Stored records:
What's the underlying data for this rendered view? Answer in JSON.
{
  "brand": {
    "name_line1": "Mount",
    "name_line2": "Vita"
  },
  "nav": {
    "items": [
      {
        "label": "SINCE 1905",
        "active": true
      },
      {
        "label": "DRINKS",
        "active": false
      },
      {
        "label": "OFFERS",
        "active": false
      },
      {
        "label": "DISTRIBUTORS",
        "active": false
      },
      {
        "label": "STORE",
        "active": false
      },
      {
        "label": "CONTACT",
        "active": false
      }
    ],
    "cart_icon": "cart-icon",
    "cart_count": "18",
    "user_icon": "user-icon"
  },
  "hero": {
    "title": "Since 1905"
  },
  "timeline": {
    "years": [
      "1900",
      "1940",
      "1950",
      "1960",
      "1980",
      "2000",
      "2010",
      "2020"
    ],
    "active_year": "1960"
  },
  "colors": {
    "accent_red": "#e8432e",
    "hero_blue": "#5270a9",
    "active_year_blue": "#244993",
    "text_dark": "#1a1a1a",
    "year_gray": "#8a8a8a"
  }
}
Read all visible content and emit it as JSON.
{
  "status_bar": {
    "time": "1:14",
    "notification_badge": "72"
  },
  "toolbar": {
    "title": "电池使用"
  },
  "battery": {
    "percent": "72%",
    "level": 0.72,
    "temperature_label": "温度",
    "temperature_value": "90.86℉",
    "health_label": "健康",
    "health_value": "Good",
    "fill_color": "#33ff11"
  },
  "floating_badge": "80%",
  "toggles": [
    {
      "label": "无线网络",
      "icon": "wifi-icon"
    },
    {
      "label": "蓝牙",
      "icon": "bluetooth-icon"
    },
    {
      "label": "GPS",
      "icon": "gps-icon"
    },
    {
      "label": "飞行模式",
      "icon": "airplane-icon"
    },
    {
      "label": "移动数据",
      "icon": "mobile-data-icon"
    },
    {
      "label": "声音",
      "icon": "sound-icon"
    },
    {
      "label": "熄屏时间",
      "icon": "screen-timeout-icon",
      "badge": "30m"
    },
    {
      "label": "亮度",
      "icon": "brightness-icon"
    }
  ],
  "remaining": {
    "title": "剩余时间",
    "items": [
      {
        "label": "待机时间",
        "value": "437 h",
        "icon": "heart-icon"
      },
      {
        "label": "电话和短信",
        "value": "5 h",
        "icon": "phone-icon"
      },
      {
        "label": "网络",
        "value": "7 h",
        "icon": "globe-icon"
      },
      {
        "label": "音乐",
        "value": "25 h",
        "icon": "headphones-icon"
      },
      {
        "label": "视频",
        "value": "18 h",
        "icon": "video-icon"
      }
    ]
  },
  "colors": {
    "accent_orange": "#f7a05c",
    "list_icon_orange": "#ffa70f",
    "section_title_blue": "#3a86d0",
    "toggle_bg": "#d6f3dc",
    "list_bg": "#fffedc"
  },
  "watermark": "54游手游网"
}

TO DO: Transcribe all of the lines in the records precisely.

TASK RESULT:
What's the underlying data for this rendered view? Answer in JSON.
{
  "brand": {
    "name_line1": "Mount",
    "name_line2": "Vita"
  },
  "nav": {
    "items": [
      {
        "label": "SINCE 1905",
        "active": true
      },
      {
        "label": "DRINKS",
        "active": false
      },
      {
        "label": "OFFERS",
        "active": false
      },
      {
        "label": "DISTRIBUTORS",
        "active": false
      },
      {
        "label": "STORE",
        "active": false
      },
      {
        "label": "CONTACT",
        "active": false
      }
    ],
    "cart_icon": "cart-icon",
    "cart_count": "18",
    "user_icon": "user-icon"
  },
  "hero": {
    "title": "Since 1905"
  },
  "timeline": {
    "years": [
      "1900",
      "1940",
      "1950",
      "1960",
      "1980",
      "2000",
      "2010",
      "2020"
    ],
    "active_year": "1960"
  },
  "colors": {
    "accent_red": "#e8432e",
    "hero_blue": "#5270a9",
    "active_year_blue": "#244993",
    "text_dark": "#1a1a1a",
    "year_gray": "#8a8a8a"
  }
}
Read all visible content and emit it as JSON.
{
  "status_bar": {
    "time": "1:14",
    "notification_badge": "72"
  },
  "toolbar": {
    "title": "电池使用"
  },
  "battery": {
    "percent": "72%",
    "level": 0.72,
    "temperature_label": "温度",
    "temperature_value": "90.86℉",
    "health_label": "健康",
    "health_value": "Good",
    "fill_color": "#33ff11"
  },
  "floating_badge": "80%",
  "toggles": [
    {
      "label": "无线网络",
      "icon": "wifi-icon"
    },
    {
      "label": "蓝牙",
      "icon": "bluetooth-icon"
    },
    {
      "label": "GPS",
      "icon": "gps-icon"
    },
    {
      "label": "飞行模式",
      "icon": "airplane-icon"
    },
    {
      "label": "移动数据",
      "icon": "mobile-data-icon"
    },
    {
      "label": "声音",
      "icon": "sound-icon"
    },
    {
      "label": "熄屏时间",
      "icon": "screen-timeout-icon",
      "badge": "30m"
    },
    {
      "label": "亮度",
      "icon": "brightness-icon"
    }
  ],
  "remaining": {
    "title": "剩余时间",
    "items": [
      {
        "label": "待机时间",
        "value": "437 h",
        "icon": "heart-icon"
      },
      {
        "label": "电话和短信",
        "value": "5 h",
        "icon": "phone-icon"
      },
      {
        "label": "网络",
        "value": "7 h",
        "icon": "globe-icon"
      },
      {
        "label": "音乐",
        "value": "25 h",
        "icon": "headphones-icon"
      },
      {
        "label": "视频",
        "value": "18 h",
        "icon": "video-icon"
      }
    ]
  },
  "colors": {
    "accent_orange": "#f7a05c",
    "list_icon_orange": "#ffa70f",
    "section_title_blue": "#3a86d0",
    "toggle_bg": "#d6f3dc",
    "list_bg": "#fffedc"
  },
  "watermark": "54游手游网"
}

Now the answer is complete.